• _GIVEN REQUEST_:
Copy out the listing in full, exactly as written, but not its pictures.

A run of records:
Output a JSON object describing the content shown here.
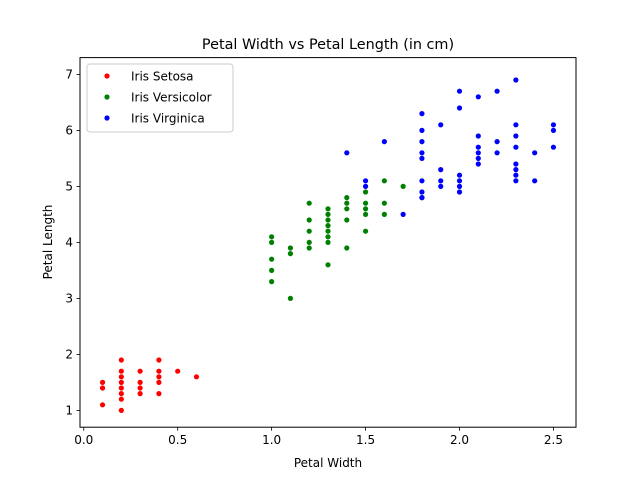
{
  "chart_data": {
    "type": "scatter",
    "title": "Petal Width vs Petal Length (in cm)",
    "xlabel": "Petal Width",
    "ylabel": "Petal Length",
    "xlim": [
      -0.02,
      2.62
    ],
    "ylim": [
      0.7,
      7.3
    ],
    "xticks": [
      0.0,
      0.5,
      1.0,
      1.5,
      2.0,
      2.5
    ],
    "xtick_labels": [
      "0.0",
      "0.5",
      "1.0",
      "1.5",
      "2.0",
      "2.5"
    ],
    "yticks": [
      1,
      2,
      3,
      4,
      5,
      6,
      7
    ],
    "ytick_labels": [
      "1",
      "2",
      "3",
      "4",
      "5",
      "6",
      "7"
    ],
    "grid": false,
    "legend_position": "top-left",
    "series": [
      {
        "name": "Iris Setosa",
        "color": "#ff0000",
        "points": [
          [
            0.1,
            1.5
          ],
          [
            0.1,
            1.4
          ],
          [
            0.1,
            1.1
          ],
          [
            0.2,
            1.9
          ],
          [
            0.2,
            1.7
          ],
          [
            0.2,
            1.6
          ],
          [
            0.2,
            1.5
          ],
          [
            0.2,
            1.4
          ],
          [
            0.2,
            1.3
          ],
          [
            0.2,
            1.2
          ],
          [
            0.2,
            1.0
          ],
          [
            0.3,
            1.7
          ],
          [
            0.3,
            1.5
          ],
          [
            0.3,
            1.4
          ],
          [
            0.3,
            1.3
          ],
          [
            0.4,
            1.9
          ],
          [
            0.4,
            1.7
          ],
          [
            0.4,
            1.6
          ],
          [
            0.4,
            1.5
          ],
          [
            0.4,
            1.3
          ],
          [
            0.5,
            1.7
          ],
          [
            0.6,
            1.6
          ]
        ]
      },
      {
        "name": "Iris Versicolor",
        "color": "#008000",
        "points": [
          [
            1.0,
            4.1
          ],
          [
            1.0,
            4.0
          ],
          [
            1.0,
            3.7
          ],
          [
            1.0,
            3.5
          ],
          [
            1.0,
            3.3
          ],
          [
            1.1,
            3.9
          ],
          [
            1.1,
            3.8
          ],
          [
            1.1,
            3.0
          ],
          [
            1.2,
            4.7
          ],
          [
            1.2,
            4.4
          ],
          [
            1.2,
            4.2
          ],
          [
            1.2,
            4.0
          ],
          [
            1.2,
            3.9
          ],
          [
            1.3,
            4.6
          ],
          [
            1.3,
            4.5
          ],
          [
            1.3,
            4.4
          ],
          [
            1.3,
            4.3
          ],
          [
            1.3,
            4.2
          ],
          [
            1.3,
            4.1
          ],
          [
            1.3,
            4.0
          ],
          [
            1.3,
            3.6
          ],
          [
            1.4,
            4.8
          ],
          [
            1.4,
            4.7
          ],
          [
            1.4,
            4.6
          ],
          [
            1.4,
            4.4
          ],
          [
            1.4,
            3.9
          ],
          [
            1.5,
            4.9
          ],
          [
            1.5,
            4.7
          ],
          [
            1.5,
            4.6
          ],
          [
            1.5,
            4.5
          ],
          [
            1.5,
            4.2
          ],
          [
            1.6,
            5.1
          ],
          [
            1.6,
            4.7
          ],
          [
            1.6,
            4.5
          ],
          [
            1.7,
            5.0
          ],
          [
            1.8,
            4.8
          ]
        ]
      },
      {
        "name": "Iris Virginica",
        "color": "#0000ff",
        "points": [
          [
            1.4,
            5.6
          ],
          [
            1.5,
            5.1
          ],
          [
            1.5,
            5.0
          ],
          [
            1.6,
            5.8
          ],
          [
            1.7,
            4.5
          ],
          [
            1.8,
            6.3
          ],
          [
            1.8,
            6.0
          ],
          [
            1.8,
            5.8
          ],
          [
            1.8,
            5.6
          ],
          [
            1.8,
            5.5
          ],
          [
            1.8,
            5.1
          ],
          [
            1.8,
            4.9
          ],
          [
            1.8,
            4.8
          ],
          [
            1.9,
            6.1
          ],
          [
            1.9,
            5.3
          ],
          [
            1.9,
            5.1
          ],
          [
            1.9,
            5.0
          ],
          [
            2.0,
            6.7
          ],
          [
            2.0,
            6.4
          ],
          [
            2.0,
            5.2
          ],
          [
            2.0,
            5.1
          ],
          [
            2.0,
            5.0
          ],
          [
            2.0,
            4.9
          ],
          [
            2.1,
            6.6
          ],
          [
            2.1,
            5.9
          ],
          [
            2.1,
            5.7
          ],
          [
            2.1,
            5.6
          ],
          [
            2.1,
            5.5
          ],
          [
            2.1,
            5.4
          ],
          [
            2.2,
            6.7
          ],
          [
            2.2,
            5.8
          ],
          [
            2.2,
            5.6
          ],
          [
            2.3,
            6.9
          ],
          [
            2.3,
            6.1
          ],
          [
            2.3,
            5.9
          ],
          [
            2.3,
            5.7
          ],
          [
            2.3,
            5.4
          ],
          [
            2.3,
            5.3
          ],
          [
            2.3,
            5.2
          ],
          [
            2.3,
            5.1
          ],
          [
            2.4,
            5.6
          ],
          [
            2.4,
            5.1
          ],
          [
            2.5,
            6.1
          ],
          [
            2.5,
            6.0
          ],
          [
            2.5,
            5.7
          ]
        ]
      }
    ]
  }
}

• _CORRECT OUTPUT_:
Output a JSON object describing the content shown here.
{
  "chart_data": {
    "type": "scatter",
    "title": "Petal Width vs Petal Length (in cm)",
    "xlabel": "Petal Width",
    "ylabel": "Petal Length",
    "xlim": [
      -0.02,
      2.62
    ],
    "ylim": [
      0.7,
      7.3
    ],
    "xticks": [
      0.0,
      0.5,
      1.0,
      1.5,
      2.0,
      2.5
    ],
    "xtick_labels": [
      "0.0",
      "0.5",
      "1.0",
      "1.5",
      "2.0",
      "2.5"
    ],
    "yticks": [
      1,
      2,
      3,
      4,
      5,
      6,
      7
    ],
    "ytick_labels": [
      "1",
      "2",
      "3",
      "4",
      "5",
      "6",
      "7"
    ],
    "grid": false,
    "legend_position": "top-left",
    "series": [
      {
        "name": "Iris Setosa",
        "color": "#ff0000",
        "points": [
          [
            0.1,
            1.5
          ],
          [
            0.1,
            1.4
          ],
          [
            0.1,
            1.1
          ],
          [
            0.2,
            1.9
          ],
          [
            0.2,
            1.7
          ],
          [
            0.2,
            1.6
          ],
          [
            0.2,
            1.5
          ],
          [
            0.2,
            1.4
          ],
          [
            0.2,
            1.3
          ],
          [
            0.2,
            1.2
          ],
          [
            0.2,
            1.0
          ],
          [
            0.3,
            1.7
          ],
          [
            0.3,
            1.5
          ],
          [
            0.3,
            1.4
          ],
          [
            0.3,
            1.3
          ],
          [
            0.4,
            1.9
          ],
          [
            0.4,
            1.7
          ],
          [
            0.4,
            1.6
          ],
          [
            0.4,
            1.5
          ],
          [
            0.4,
            1.3
          ],
          [
            0.5,
            1.7
          ],
          [
            0.6,
            1.6
          ]
        ]
      },
      {
        "name": "Iris Versicolor",
        "color": "#008000",
        "points": [
          [
            1.0,
            4.1
          ],
          [
            1.0,
            4.0
          ],
          [
            1.0,
            3.7
          ],
          [
            1.0,
            3.5
          ],
          [
            1.0,
            3.3
          ],
          [
            1.1,
            3.9
          ],
          [
            1.1,
            3.8
          ],
          [
            1.1,
            3.0
          ],
          [
            1.2,
            4.7
          ],
          [
            1.2,
            4.4
          ],
          [
            1.2,
            4.2
          ],
          [
            1.2,
            4.0
          ],
          [
            1.2,
            3.9
          ],
          [
            1.3,
            4.6
          ],
          [
            1.3,
            4.5
          ],
          [
            1.3,
            4.4
          ],
          [
            1.3,
            4.3
          ],
          [
            1.3,
            4.2
          ],
          [
            1.3,
            4.1
          ],
          [
            1.3,
            4.0
          ],
          [
            1.3,
            3.6
          ],
          [
            1.4,
            4.8
          ],
          [
            1.4,
            4.7
          ],
          [
            1.4,
            4.6
          ],
          [
            1.4,
            4.4
          ],
          [
            1.4,
            3.9
          ],
          [
            1.5,
            4.9
          ],
          [
            1.5,
            4.7
          ],
          [
            1.5,
            4.6
          ],
          [
            1.5,
            4.5
          ],
          [
            1.5,
            4.2
          ],
          [
            1.6,
            5.1
          ],
          [
            1.6,
            4.7
          ],
          [
            1.6,
            4.5
          ],
          [
            1.7,
            5.0
          ],
          [
            1.8,
            4.8
          ]
        ]
      },
      {
        "name": "Iris Virginica",
        "color": "#0000ff",
        "points": [
          [
            1.4,
            5.6
          ],
          [
            1.5,
            5.1
          ],
          [
            1.5,
            5.0
          ],
          [
            1.6,
            5.8
          ],
          [
            1.7,
            4.5
          ],
          [
            1.8,
            6.3
          ],
          [
            1.8,
            6.0
          ],
          [
            1.8,
            5.8
          ],
          [
            1.8,
            5.6
          ],
          [
            1.8,
            5.5
          ],
          [
            1.8,
            5.1
          ],
          [
            1.8,
            4.9
          ],
          [
            1.8,
            4.8
          ],
          [
            1.9,
            6.1
          ],
          [
            1.9,
            5.3
          ],
          [
            1.9,
            5.1
          ],
          [
            1.9,
            5.0
          ],
          [
            2.0,
            6.7
          ],
          [
            2.0,
            6.4
          ],
          [
            2.0,
            5.2
          ],
          [
            2.0,
            5.1
          ],
          [
            2.0,
            5.0
          ],
          [
            2.0,
            4.9
          ],
          [
            2.1,
            6.6
          ],
          [
            2.1,
            5.9
          ],
          [
            2.1,
            5.7
          ],
          [
            2.1,
            5.6
          ],
          [
            2.1,
            5.5
          ],
          [
            2.1,
            5.4
          ],
          [
            2.2,
            6.7
          ],
          [
            2.2,
            5.8
          ],
          [
            2.2,
            5.6
          ],
          [
            2.3,
            6.9
          ],
          [
            2.3,
            6.1
          ],
          [
            2.3,
            5.9
          ],
          [
            2.3,
            5.7
          ],
          [
            2.3,
            5.4
          ],
          [
            2.3,
            5.3
          ],
          [
            2.3,
            5.2
          ],
          [
            2.3,
            5.1
          ],
          [
            2.4,
            5.6
          ],
          [
            2.4,
            5.1
          ],
          [
            2.5,
            6.1
          ],
          [
            2.5,
            6.0
          ],
          [
            2.5,
            5.7
          ]
        ]
      }
    ]
  }
}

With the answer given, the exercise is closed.